Activity:
Every line below must be reproduced exactly. Copy them all.

Records for this exercise:
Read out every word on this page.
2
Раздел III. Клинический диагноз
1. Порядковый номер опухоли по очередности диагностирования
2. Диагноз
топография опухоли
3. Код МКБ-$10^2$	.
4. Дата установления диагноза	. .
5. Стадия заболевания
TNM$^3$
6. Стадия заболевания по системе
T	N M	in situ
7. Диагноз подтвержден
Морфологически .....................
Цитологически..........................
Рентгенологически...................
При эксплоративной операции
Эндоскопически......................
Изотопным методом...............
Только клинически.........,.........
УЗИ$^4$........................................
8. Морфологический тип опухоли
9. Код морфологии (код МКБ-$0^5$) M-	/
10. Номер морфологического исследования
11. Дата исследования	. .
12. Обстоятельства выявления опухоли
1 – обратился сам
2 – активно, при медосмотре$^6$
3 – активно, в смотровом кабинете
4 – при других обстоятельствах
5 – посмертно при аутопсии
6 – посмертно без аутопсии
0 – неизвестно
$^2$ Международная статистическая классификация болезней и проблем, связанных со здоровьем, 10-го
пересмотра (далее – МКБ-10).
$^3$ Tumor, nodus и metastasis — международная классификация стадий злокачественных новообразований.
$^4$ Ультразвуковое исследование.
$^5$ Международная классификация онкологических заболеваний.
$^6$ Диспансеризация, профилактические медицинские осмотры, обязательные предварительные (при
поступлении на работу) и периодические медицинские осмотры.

Answer section:
Read out every word on this page.
2
Раздел III. Клинический диагноз
1. Порядковый номер опухоли по очередности диагностирования
2. Диагноз
топография опухоли
3. Код МКБ-$10^2$	.
4. Дата установления диагноза	. .
5. Стадия заболевания
TNM$^3$
6. Стадия заболевания по системе
T	N M	in situ
7. Диагноз подтвержден
Морфологически .....................
Цитологически..........................
Рентгенологически...................
При эксплоративной операции
Эндоскопически......................
Изотопным методом...............
Только клинически.........,.........
УЗИ$^4$........................................
8. Морфологический тип опухоли
9. Код морфологии (код МКБ-$0^5$) M-	/
10. Номер морфологического исследования
11. Дата исследования	. .
12. Обстоятельства выявления опухоли
1 – обратился сам
2 – активно, при медосмотре$^6$
3 – активно, в смотровом кабинете
4 – при других обстоятельствах
5 – посмертно при аутопсии
6 – посмертно без аутопсии
0 – неизвестно
$^2$ Международная статистическая классификация болезней и проблем, связанных со здоровьем, 10-го
пересмотра (далее – МКБ-10).
$^3$ Tumor, nodus и metastasis — международная классификация стадий злокачественных новообразований.
$^4$ Ультразвуковое исследование.
$^5$ Международная классификация онкологических заболеваний.
$^6$ Диспансеризация, профилактические медицинские осмотры, обязательные предварительные (при
поступлении на работу) и периодические медицинские осмотры.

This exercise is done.